### Given request
Check each line of the records for "Alpine"; collect those that have it.

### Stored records
BEGIN
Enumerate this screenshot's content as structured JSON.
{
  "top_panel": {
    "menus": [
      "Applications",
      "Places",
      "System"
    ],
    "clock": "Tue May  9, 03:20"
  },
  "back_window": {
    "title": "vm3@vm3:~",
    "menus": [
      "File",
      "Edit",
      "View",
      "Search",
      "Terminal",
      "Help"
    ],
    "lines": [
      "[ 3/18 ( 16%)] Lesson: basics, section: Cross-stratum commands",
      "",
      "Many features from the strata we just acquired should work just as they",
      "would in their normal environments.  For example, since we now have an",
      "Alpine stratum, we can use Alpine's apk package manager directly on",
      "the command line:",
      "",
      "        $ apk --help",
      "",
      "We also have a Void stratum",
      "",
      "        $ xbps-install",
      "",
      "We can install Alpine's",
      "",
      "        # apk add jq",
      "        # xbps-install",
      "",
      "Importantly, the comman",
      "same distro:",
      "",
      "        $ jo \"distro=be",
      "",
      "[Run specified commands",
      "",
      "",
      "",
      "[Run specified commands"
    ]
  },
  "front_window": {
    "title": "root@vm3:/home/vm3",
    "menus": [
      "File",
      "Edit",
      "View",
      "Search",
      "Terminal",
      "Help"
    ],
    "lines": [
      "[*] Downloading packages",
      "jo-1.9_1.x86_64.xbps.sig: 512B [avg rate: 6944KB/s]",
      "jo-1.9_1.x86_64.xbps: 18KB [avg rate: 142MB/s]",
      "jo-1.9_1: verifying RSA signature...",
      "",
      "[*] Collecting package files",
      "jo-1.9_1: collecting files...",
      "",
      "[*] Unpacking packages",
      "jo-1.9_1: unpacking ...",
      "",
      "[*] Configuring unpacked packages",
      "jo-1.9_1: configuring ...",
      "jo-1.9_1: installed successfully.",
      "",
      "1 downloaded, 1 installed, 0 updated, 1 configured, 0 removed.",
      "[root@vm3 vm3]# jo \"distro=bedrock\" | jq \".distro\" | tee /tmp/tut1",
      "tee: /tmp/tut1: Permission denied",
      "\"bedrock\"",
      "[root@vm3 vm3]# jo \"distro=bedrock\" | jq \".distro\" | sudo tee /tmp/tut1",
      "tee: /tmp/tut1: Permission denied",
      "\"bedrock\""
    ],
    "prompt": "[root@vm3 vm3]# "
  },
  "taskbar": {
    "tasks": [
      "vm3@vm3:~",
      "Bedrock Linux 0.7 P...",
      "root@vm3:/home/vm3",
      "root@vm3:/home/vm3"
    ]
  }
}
END
BEGIN
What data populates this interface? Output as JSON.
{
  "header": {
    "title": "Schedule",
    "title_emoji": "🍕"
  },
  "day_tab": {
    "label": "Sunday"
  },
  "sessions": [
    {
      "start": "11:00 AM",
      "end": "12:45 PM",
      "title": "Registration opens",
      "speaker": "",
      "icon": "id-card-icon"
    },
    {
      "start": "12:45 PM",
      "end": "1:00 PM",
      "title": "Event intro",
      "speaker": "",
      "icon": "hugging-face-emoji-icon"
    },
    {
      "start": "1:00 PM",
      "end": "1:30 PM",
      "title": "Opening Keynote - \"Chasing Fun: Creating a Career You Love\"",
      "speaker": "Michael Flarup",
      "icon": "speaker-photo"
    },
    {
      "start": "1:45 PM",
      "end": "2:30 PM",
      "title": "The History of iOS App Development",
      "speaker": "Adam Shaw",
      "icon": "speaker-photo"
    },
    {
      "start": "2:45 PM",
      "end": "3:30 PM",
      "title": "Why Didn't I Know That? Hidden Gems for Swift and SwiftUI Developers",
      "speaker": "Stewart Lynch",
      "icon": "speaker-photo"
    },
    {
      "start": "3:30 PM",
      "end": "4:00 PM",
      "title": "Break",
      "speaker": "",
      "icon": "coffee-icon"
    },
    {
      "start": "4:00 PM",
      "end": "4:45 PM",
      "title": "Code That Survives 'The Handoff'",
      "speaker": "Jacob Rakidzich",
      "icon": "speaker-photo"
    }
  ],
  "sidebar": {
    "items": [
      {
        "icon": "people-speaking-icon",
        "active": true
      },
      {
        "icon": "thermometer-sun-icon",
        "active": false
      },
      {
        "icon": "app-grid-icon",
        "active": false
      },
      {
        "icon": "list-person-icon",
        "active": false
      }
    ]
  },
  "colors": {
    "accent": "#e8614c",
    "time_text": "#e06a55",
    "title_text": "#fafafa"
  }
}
END
BEGIN
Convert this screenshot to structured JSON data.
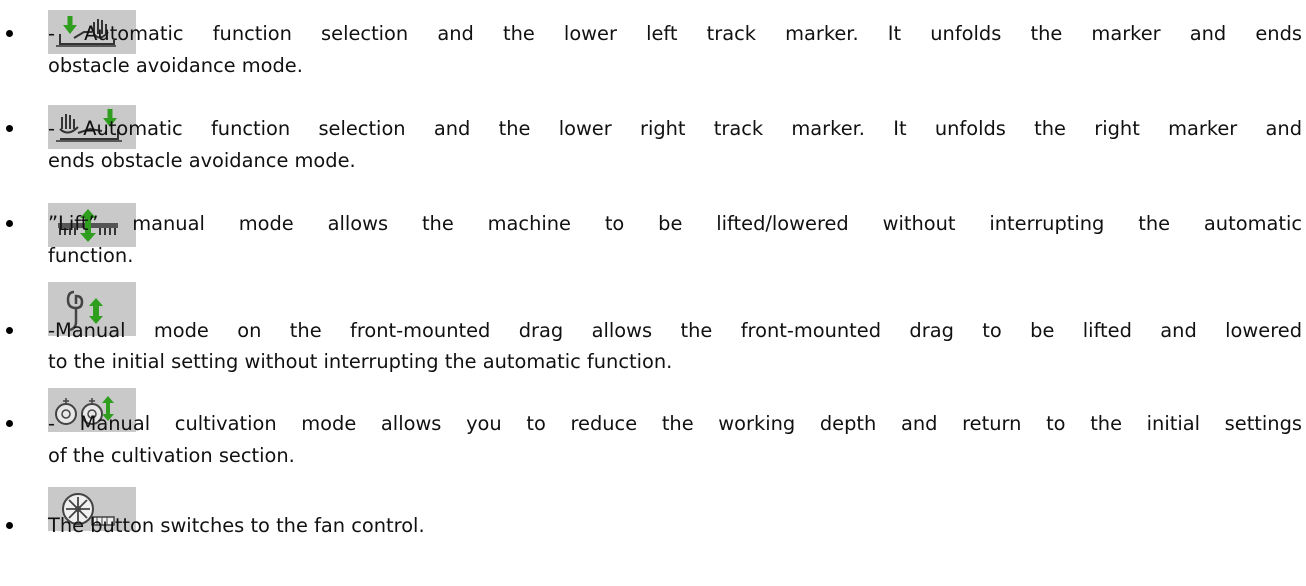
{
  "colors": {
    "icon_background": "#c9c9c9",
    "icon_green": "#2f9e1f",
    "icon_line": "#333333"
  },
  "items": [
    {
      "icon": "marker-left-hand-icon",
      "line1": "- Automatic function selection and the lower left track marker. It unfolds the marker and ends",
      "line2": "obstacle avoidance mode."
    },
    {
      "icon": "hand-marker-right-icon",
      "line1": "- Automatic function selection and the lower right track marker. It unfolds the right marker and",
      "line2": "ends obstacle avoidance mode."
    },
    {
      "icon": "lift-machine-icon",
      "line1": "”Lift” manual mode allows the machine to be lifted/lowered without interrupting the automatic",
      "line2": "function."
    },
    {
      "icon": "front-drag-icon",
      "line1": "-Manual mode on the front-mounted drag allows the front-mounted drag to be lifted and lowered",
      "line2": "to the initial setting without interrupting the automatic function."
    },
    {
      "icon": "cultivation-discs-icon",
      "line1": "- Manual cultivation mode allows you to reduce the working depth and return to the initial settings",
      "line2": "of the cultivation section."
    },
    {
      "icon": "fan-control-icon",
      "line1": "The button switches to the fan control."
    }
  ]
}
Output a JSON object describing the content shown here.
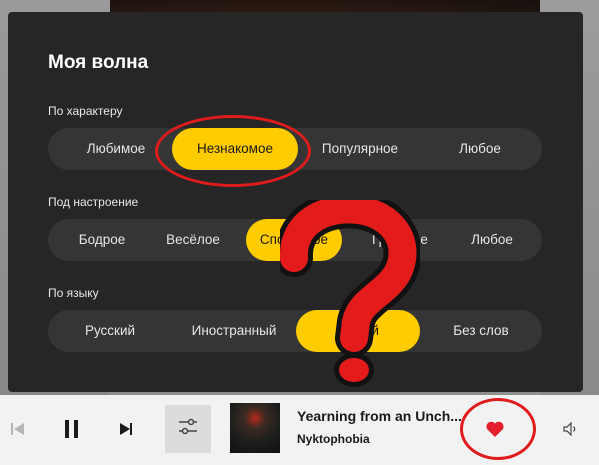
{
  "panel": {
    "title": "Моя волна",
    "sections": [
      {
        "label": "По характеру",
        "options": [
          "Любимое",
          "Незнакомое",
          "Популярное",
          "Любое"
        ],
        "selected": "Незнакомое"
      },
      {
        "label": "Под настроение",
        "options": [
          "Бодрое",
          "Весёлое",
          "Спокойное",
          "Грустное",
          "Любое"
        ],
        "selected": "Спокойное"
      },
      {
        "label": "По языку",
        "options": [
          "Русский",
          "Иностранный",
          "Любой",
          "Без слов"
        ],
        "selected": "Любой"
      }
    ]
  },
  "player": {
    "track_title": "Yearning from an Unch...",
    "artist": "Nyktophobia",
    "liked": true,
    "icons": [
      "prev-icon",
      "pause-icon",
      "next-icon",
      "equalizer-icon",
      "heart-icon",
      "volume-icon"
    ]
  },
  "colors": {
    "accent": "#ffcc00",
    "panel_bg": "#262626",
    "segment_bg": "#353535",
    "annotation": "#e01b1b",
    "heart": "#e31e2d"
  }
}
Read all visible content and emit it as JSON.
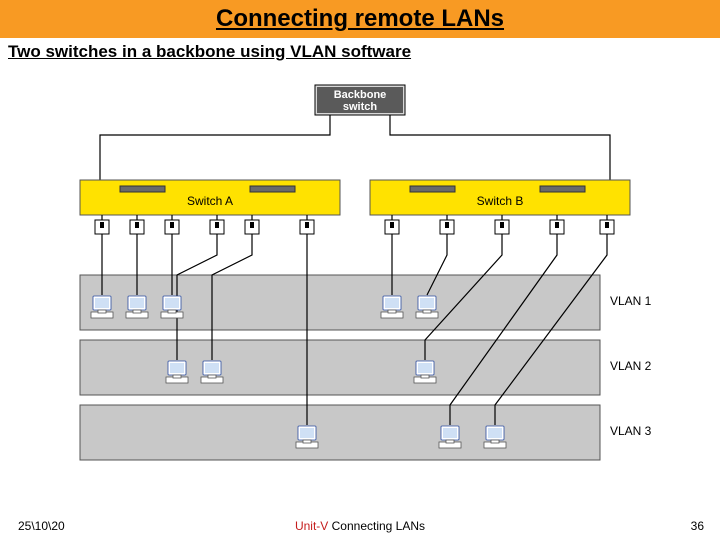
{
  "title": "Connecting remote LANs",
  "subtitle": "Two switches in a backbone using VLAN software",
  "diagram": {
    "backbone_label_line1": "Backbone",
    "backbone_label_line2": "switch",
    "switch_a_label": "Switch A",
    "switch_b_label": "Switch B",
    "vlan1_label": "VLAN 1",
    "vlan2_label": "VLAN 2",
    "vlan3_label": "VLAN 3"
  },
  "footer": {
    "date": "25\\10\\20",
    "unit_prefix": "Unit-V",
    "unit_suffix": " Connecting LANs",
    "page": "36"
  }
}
END
### Answer to the exercise
      "Alpine stratum, we can use Alpine's apk package manager directly on",
      "We can install Alpine's",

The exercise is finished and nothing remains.